### Brief
Write out the data below in full. Keep it exact.

+ + + + +

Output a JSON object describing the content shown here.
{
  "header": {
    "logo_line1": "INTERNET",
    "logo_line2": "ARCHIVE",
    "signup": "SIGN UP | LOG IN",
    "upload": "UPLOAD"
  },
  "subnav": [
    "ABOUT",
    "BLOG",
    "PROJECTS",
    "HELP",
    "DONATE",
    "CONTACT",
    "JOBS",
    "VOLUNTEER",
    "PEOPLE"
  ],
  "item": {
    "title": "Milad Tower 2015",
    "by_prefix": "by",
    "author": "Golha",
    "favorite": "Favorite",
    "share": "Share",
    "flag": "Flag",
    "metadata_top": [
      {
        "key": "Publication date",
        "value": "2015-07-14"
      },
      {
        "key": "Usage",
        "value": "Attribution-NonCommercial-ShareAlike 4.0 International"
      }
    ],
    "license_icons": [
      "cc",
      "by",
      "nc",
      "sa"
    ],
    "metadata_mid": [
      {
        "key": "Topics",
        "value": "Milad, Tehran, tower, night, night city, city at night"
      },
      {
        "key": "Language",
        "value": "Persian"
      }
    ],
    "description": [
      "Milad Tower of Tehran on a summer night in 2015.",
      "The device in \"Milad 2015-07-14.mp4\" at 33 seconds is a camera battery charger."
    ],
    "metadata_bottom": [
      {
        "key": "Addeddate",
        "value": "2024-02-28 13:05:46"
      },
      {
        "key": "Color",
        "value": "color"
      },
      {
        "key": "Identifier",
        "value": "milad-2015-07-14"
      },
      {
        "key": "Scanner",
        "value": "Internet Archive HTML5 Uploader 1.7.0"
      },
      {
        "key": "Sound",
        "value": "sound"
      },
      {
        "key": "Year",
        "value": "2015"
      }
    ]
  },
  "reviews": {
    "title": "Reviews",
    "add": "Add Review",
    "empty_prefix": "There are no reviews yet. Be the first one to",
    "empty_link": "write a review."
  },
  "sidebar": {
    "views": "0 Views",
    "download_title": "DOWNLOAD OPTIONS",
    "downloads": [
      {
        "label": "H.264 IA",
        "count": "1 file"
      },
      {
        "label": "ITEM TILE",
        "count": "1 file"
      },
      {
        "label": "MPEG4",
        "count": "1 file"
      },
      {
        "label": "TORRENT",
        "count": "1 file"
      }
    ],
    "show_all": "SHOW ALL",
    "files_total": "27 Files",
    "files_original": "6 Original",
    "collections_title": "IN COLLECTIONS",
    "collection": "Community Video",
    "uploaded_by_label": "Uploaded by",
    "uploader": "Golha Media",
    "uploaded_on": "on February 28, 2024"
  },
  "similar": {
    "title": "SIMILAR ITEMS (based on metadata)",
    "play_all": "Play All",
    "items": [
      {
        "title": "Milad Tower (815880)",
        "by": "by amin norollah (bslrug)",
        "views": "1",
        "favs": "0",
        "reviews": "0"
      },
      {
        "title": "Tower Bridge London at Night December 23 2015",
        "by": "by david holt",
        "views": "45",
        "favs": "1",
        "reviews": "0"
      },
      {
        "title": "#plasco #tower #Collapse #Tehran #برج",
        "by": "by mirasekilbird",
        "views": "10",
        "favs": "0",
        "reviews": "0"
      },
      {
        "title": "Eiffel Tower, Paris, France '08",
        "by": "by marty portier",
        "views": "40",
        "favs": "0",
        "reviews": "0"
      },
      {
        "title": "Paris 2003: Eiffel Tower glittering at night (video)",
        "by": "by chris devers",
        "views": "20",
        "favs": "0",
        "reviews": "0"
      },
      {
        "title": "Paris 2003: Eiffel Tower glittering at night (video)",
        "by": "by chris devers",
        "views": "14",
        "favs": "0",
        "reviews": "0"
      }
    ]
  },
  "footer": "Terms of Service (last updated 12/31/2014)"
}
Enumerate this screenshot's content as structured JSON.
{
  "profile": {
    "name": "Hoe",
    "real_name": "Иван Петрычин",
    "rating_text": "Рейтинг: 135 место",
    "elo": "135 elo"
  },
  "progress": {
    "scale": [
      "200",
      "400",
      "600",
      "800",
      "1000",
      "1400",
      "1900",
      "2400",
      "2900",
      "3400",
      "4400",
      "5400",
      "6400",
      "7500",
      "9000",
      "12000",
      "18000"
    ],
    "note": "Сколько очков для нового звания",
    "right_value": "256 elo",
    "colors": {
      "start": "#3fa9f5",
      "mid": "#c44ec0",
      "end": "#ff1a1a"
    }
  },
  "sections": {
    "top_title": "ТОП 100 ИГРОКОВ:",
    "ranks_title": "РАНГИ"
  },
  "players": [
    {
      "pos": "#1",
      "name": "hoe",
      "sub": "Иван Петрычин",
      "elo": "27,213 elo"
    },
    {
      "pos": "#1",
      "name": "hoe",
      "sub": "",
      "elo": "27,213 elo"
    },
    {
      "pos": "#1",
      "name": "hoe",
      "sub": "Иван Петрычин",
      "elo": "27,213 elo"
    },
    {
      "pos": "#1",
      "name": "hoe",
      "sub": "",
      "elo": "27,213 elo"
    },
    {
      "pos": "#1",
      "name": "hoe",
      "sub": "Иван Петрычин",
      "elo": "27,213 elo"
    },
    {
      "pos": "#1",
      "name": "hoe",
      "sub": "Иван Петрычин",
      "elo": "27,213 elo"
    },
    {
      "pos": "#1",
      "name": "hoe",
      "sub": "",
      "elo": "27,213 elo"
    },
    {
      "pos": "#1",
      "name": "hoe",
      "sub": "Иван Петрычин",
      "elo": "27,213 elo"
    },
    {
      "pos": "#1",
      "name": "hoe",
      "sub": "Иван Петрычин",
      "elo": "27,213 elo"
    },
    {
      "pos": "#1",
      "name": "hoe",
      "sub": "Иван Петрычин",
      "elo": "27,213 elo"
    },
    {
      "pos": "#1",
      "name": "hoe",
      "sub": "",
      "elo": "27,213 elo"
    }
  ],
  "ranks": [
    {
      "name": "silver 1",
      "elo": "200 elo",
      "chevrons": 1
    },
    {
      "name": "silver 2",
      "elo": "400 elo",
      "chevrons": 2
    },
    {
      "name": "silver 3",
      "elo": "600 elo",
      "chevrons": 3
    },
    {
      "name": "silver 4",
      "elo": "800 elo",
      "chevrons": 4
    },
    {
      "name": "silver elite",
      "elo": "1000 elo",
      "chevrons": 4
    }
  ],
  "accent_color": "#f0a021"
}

+ + + + +

### Complete answer
Output a JSON object describing the content shown here.
{
  "header": {
    "logo_line1": "INTERNET",
    "logo_line2": "ARCHIVE",
    "signup": "SIGN UP | LOG IN",
    "upload": "UPLOAD"
  },
  "subnav": [
    "ABOUT",
    "BLOG",
    "PROJECTS",
    "HELP",
    "DONATE",
    "CONTACT",
    "JOBS",
    "VOLUNTEER",
    "PEOPLE"
  ],
  "item": {
    "title": "Milad Tower 2015",
    "by_prefix": "by",
    "author": "Golha",
    "favorite": "Favorite",
    "share": "Share",
    "flag": "Flag",
    "metadata_top": [
      {
        "key": "Publication date",
        "value": "2015-07-14"
      },
      {
        "key": "Usage",
        "value": "Attribution-NonCommercial-ShareAlike 4.0 International"
      }
    ],
    "license_icons": [
      "cc",
      "by",
      "nc",
      "sa"
    ],
    "metadata_mid": [
      {
        "key": "Topics",
        "value": "Milad, Tehran, tower, night, night city, city at night"
      },
      {
        "key": "Language",
        "value": "Persian"
      }
    ],
    "description": [
      "Milad Tower of Tehran on a summer night in 2015.",
      "The device in \"Milad 2015-07-14.mp4\" at 33 seconds is a camera battery charger."
    ],
    "metadata_bottom": [
      {
        "key": "Addeddate",
        "value": "2024-02-28 13:05:46"
      },
      {
        "key": "Color",
        "value": "color"
      },
      {
        "key": "Identifier",
        "value": "milad-2015-07-14"
      },
      {
        "key": "Scanner",
        "value": "Internet Archive HTML5 Uploader 1.7.0"
      },
      {
        "key": "Sound",
        "value": "sound"
      },
      {
        "key": "Year",
        "value": "2015"
      }
    ]
  },
  "reviews": {
    "title": "Reviews",
    "add": "Add Review",
    "empty_prefix": "There are no reviews yet. Be the first one to",
    "empty_link": "write a review."
  },
  "sidebar": {
    "views": "0 Views",
    "download_title": "DOWNLOAD OPTIONS",
    "downloads": [
      {
        "label": "H.264 IA",
        "count": "1 file"
      },
      {
        "label": "ITEM TILE",
        "count": "1 file"
      },
      {
        "label": "MPEG4",
        "count": "1 file"
      },
      {
        "label": "TORRENT",
        "count": "1 file"
      }
    ],
    "show_all": "SHOW ALL",
    "files_total": "27 Files",
    "files_original": "6 Original",
    "collections_title": "IN COLLECTIONS",
    "collection": "Community Video",
    "uploaded_by_label": "Uploaded by",
    "uploader": "Golha Media",
    "uploaded_on": "on February 28, 2024"
  },
  "similar": {
    "title": "SIMILAR ITEMS (based on metadata)",
    "play_all": "Play All",
    "items": [
      {
        "title": "Milad Tower (815880)",
        "by": "by amin norollah (bslrug)",
        "views": "1",
        "favs": "0",
        "reviews": "0"
      },
      {
        "title": "Tower Bridge London at Night December 23 2015",
        "by": "by david holt",
        "views": "45",
        "favs": "1",
        "reviews": "0"
      },
      {
        "title": "#plasco #tower #Collapse #Tehran #برج",
        "by": "by mirasekilbird",
        "views": "10",
        "favs": "0",
        "reviews": "0"
      },
      {
        "title": "Eiffel Tower, Paris, France '08",
        "by": "by marty portier",
        "views": "40",
        "favs": "0",
        "reviews": "0"
      },
      {
        "title": "Paris 2003: Eiffel Tower glittering at night (video)",
        "by": "by chris devers",
        "views": "20",
        "favs": "0",
        "reviews": "0"
      },
      {
        "title": "Paris 2003: Eiffel Tower glittering at night (video)",
        "by": "by chris devers",
        "views": "14",
        "favs": "0",
        "reviews": "0"
      }
    ]
  },
  "footer": "Terms of Service (last updated 12/31/2014)"
}
Enumerate this screenshot's content as structured JSON.
{
  "profile": {
    "name": "Hoe",
    "real_name": "Иван Петрычин",
    "rating_text": "Рейтинг: 135 место",
    "elo": "135 elo"
  },
  "progress": {
    "scale": [
      "200",
      "400",
      "600",
      "800",
      "1000",
      "1400",
      "1900",
      "2400",
      "2900",
      "3400",
      "4400",
      "5400",
      "6400",
      "7500",
      "9000",
      "12000",
      "18000"
    ],
    "note": "Сколько очков для нового звания",
    "right_value": "256 elo",
    "colors": {
      "start": "#3fa9f5",
      "mid": "#c44ec0",
      "end": "#ff1a1a"
    }
  },
  "sections": {
    "top_title": "ТОП 100 ИГРОКОВ:",
    "ranks_title": "РАНГИ"
  },
  "players": [
    {
      "pos": "#1",
      "name": "hoe",
      "sub": "Иван Петрычин",
      "elo": "27,213 elo"
    },
    {
      "pos": "#1",
      "name": "hoe",
      "sub": "",
      "elo": "27,213 elo"
    },
    {
      "pos": "#1",
      "name": "hoe",
      "sub": "Иван Петрычин",
      "elo": "27,213 elo"
    },
    {
      "pos": "#1",
      "name": "hoe",
      "sub": "",
      "elo": "27,213 elo"
    },
    {
      "pos": "#1",
      "name": "hoe",
      "sub": "Иван Петрычин",
      "elo": "27,213 elo"
    },
    {
      "pos": "#1",
      "name": "hoe",
      "sub": "Иван Петрычин",
      "elo": "27,213 elo"
    },
    {
      "pos": "#1",
      "name": "hoe",
      "sub": "",
      "elo": "27,213 elo"
    },
    {
      "pos": "#1",
      "name": "hoe",
      "sub": "Иван Петрычин",
      "elo": "27,213 elo"
    },
    {
      "pos": "#1",
      "name": "hoe",
      "sub": "Иван Петрычин",
      "elo": "27,213 elo"
    },
    {
      "pos": "#1",
      "name": "hoe",
      "sub": "Иван Петрычин",
      "elo": "27,213 elo"
    },
    {
      "pos": "#1",
      "name": "hoe",
      "sub": "",
      "elo": "27,213 elo"
    }
  ],
  "ranks": [
    {
      "name": "silver 1",
      "elo": "200 elo",
      "chevrons": 1
    },
    {
      "name": "silver 2",
      "elo": "400 elo",
      "chevrons": 2
    },
    {
      "name": "silver 3",
      "elo": "600 elo",
      "chevrons": 3
    },
    {
      "name": "silver 4",
      "elo": "800 elo",
      "chevrons": 4
    },
    {
      "name": "silver elite",
      "elo": "1000 elo",
      "chevrons": 4
    }
  ],
  "accent_color": "#f0a021"
}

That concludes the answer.